Task -
Lift out all lines below that contain "exportations".
========
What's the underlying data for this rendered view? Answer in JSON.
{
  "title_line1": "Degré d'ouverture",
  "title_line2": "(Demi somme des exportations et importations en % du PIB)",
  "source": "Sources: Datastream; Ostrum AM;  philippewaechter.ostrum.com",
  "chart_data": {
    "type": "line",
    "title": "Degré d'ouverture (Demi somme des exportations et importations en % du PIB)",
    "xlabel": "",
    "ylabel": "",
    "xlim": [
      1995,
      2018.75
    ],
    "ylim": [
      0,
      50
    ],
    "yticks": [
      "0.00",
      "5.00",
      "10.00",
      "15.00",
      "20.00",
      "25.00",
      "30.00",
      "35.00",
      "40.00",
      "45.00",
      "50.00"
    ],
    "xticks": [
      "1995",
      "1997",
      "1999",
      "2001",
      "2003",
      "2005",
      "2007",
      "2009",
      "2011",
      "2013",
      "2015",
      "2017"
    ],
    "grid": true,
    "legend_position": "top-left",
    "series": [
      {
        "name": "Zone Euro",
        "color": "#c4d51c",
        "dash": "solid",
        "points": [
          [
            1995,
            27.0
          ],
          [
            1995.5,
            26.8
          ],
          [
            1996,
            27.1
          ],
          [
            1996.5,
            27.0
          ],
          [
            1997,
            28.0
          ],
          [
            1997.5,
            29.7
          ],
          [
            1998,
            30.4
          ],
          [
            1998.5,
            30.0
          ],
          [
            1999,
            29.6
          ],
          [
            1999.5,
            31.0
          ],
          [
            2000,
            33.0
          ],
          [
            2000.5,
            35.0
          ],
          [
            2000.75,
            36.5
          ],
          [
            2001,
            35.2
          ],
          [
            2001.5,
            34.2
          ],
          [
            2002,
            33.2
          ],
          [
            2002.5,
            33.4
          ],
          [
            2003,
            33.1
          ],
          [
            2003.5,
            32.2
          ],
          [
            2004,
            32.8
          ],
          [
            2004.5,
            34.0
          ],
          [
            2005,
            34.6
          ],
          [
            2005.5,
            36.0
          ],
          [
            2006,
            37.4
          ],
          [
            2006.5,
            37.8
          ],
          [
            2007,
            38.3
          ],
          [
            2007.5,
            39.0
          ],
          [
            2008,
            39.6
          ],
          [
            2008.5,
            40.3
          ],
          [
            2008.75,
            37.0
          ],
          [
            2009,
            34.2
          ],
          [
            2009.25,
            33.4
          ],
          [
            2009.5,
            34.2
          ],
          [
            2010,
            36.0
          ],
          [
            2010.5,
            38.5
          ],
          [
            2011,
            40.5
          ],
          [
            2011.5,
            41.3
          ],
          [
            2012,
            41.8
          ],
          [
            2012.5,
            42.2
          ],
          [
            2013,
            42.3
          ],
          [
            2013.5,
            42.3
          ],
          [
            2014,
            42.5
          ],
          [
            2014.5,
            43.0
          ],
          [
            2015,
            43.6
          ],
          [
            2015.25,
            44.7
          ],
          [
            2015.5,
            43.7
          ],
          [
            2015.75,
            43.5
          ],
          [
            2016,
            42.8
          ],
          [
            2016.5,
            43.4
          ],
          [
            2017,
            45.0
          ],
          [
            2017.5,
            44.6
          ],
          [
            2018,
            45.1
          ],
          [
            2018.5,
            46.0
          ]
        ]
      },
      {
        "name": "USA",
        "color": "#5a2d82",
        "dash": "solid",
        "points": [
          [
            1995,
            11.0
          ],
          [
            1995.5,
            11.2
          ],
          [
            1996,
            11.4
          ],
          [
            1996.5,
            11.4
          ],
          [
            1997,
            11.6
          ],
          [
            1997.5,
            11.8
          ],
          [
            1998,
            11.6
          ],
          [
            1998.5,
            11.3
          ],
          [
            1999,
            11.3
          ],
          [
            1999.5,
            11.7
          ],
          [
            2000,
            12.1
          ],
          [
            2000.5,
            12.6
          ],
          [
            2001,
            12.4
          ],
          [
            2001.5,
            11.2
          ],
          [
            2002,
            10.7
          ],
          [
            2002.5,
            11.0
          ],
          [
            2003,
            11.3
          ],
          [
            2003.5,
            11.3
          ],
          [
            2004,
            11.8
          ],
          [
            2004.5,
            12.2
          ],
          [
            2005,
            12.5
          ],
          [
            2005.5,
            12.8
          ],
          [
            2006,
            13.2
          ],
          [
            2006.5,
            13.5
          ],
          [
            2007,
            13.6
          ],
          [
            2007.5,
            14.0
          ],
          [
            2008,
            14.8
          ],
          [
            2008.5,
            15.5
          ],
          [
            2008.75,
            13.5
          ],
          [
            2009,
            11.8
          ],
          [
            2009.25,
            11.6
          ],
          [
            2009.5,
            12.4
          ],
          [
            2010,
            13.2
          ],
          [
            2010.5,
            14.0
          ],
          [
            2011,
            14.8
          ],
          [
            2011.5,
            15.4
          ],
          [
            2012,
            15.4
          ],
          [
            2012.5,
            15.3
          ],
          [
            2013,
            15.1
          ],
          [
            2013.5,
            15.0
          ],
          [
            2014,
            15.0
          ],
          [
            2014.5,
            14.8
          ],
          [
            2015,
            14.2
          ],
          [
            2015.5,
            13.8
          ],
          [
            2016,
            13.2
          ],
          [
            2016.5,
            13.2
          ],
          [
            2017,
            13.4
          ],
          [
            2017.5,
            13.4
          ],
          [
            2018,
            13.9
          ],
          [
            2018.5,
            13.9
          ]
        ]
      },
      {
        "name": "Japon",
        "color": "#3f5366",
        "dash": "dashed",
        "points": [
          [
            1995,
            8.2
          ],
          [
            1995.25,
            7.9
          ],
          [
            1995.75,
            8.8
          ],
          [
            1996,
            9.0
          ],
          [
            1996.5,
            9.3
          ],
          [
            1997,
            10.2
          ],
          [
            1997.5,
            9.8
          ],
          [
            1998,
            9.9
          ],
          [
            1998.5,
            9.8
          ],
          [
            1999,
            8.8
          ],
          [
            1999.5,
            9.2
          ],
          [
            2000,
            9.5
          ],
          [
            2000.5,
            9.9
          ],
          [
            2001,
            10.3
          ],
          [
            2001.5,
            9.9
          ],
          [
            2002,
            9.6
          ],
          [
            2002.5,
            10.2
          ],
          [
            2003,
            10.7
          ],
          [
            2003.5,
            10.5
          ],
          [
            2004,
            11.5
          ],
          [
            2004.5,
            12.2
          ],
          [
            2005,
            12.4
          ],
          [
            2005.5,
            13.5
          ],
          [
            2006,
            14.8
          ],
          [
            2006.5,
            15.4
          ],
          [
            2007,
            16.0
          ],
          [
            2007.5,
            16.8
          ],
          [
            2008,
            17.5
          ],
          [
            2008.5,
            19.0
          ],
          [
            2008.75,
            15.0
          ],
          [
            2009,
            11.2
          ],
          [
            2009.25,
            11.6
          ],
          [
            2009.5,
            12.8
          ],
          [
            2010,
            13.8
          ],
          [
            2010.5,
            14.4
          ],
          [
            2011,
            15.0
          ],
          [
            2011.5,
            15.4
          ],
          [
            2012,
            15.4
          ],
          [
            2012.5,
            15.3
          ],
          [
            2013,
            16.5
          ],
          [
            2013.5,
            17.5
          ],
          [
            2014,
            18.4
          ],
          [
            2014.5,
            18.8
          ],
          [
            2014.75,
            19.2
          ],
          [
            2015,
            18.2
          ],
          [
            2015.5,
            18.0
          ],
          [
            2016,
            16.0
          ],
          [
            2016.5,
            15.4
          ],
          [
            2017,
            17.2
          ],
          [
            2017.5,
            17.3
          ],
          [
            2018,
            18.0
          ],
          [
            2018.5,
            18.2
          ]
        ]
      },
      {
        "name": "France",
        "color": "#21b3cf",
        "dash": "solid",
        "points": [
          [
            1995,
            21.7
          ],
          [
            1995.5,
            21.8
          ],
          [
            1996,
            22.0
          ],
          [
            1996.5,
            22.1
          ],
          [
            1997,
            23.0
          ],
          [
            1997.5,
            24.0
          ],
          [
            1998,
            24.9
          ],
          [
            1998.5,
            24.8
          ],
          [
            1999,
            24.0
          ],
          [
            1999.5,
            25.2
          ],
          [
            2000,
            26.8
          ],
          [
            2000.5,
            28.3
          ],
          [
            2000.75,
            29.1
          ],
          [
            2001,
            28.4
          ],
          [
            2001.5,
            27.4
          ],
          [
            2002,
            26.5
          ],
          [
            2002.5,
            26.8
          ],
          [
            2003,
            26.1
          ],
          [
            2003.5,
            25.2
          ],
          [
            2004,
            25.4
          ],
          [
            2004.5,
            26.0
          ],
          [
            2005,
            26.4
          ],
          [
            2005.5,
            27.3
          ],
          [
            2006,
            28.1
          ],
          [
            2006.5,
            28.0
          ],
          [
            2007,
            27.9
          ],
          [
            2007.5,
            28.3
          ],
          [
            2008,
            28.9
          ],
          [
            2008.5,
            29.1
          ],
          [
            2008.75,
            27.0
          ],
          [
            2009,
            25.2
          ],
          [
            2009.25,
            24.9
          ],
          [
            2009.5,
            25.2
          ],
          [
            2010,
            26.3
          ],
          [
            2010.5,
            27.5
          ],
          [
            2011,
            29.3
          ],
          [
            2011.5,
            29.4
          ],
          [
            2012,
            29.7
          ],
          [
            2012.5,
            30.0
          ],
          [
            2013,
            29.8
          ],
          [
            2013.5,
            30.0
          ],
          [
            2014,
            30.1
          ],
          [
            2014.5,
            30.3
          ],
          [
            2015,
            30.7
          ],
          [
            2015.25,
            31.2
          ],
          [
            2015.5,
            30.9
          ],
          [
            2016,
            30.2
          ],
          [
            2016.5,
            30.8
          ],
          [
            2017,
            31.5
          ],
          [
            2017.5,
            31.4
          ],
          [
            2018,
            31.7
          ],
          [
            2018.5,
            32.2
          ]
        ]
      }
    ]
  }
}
========
Result for this task -
  "title_line2": "(Demi somme des exportations et importations en % du PIB)",
    "title": "Degré d'ouverture (Demi somme des exportations et importations en % du PIB)",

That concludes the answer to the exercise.